▶

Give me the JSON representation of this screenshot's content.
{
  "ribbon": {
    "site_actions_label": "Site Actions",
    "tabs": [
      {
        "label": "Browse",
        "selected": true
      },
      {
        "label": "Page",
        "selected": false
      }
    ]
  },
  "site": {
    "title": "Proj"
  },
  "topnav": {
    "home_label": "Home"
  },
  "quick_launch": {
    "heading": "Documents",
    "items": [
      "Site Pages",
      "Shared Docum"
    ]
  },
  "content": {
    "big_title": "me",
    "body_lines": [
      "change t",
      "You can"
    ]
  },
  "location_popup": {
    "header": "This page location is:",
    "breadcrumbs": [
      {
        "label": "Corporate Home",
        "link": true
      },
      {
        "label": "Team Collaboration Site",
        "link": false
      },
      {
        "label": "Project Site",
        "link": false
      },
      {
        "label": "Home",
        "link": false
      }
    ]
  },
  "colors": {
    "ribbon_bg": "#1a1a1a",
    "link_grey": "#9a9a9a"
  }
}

◀

Problem statement: Reproduce the material precisely, including every line.

Output for this task:
Give me the JSON representation of this screenshot's content.
{
  "ribbon": {
    "site_actions_label": "Site Actions",
    "tabs": [
      {
        "label": "Browse",
        "selected": true
      },
      {
        "label": "Page",
        "selected": false
      }
    ]
  },
  "site": {
    "title": "Proj"
  },
  "topnav": {
    "home_label": "Home"
  },
  "quick_launch": {
    "heading": "Documents",
    "items": [
      "Site Pages",
      "Shared Docum"
    ]
  },
  "content": {
    "big_title": "me",
    "body_lines": [
      "change t",
      "You can"
    ]
  },
  "location_popup": {
    "header": "This page location is:",
    "breadcrumbs": [
      {
        "label": "Corporate Home",
        "link": true
      },
      {
        "label": "Team Collaboration Site",
        "link": false
      },
      {
        "label": "Project Site",
        "link": false
      },
      {
        "label": "Home",
        "link": false
      }
    ]
  },
  "colors": {
    "ribbon_bg": "#1a1a1a",
    "link_grey": "#9a9a9a"
  }
}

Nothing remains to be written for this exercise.